A run of records:
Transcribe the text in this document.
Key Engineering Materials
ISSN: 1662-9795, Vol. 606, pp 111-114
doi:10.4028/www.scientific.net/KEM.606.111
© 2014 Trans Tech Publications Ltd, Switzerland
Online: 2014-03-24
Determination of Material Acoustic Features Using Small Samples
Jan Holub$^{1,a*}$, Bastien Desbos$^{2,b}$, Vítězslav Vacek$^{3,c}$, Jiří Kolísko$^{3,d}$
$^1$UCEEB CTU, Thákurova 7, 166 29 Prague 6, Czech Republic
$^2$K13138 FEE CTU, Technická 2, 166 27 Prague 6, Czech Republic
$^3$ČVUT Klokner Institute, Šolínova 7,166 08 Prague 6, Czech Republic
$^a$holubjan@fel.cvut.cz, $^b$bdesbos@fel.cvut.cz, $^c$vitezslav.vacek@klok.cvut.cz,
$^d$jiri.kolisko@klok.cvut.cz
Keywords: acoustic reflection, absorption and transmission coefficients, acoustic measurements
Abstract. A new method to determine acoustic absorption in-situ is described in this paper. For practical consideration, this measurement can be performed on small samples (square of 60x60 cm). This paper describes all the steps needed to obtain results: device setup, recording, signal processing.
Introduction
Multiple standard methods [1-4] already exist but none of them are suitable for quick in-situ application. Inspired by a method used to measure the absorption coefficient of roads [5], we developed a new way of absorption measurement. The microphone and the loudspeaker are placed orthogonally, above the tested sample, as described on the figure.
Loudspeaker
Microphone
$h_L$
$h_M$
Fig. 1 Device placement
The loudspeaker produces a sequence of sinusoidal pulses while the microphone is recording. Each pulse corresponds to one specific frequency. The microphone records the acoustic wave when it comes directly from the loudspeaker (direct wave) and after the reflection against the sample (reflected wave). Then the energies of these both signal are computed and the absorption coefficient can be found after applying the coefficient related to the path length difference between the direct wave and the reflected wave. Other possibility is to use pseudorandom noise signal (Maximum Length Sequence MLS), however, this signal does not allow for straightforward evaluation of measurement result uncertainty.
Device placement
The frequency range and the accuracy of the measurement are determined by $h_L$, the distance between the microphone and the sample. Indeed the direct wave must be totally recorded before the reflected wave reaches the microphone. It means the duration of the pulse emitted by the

Requirement:
Find how many lines in the listing hold "Czech", and reply with that number only.

Response to this exercise:
3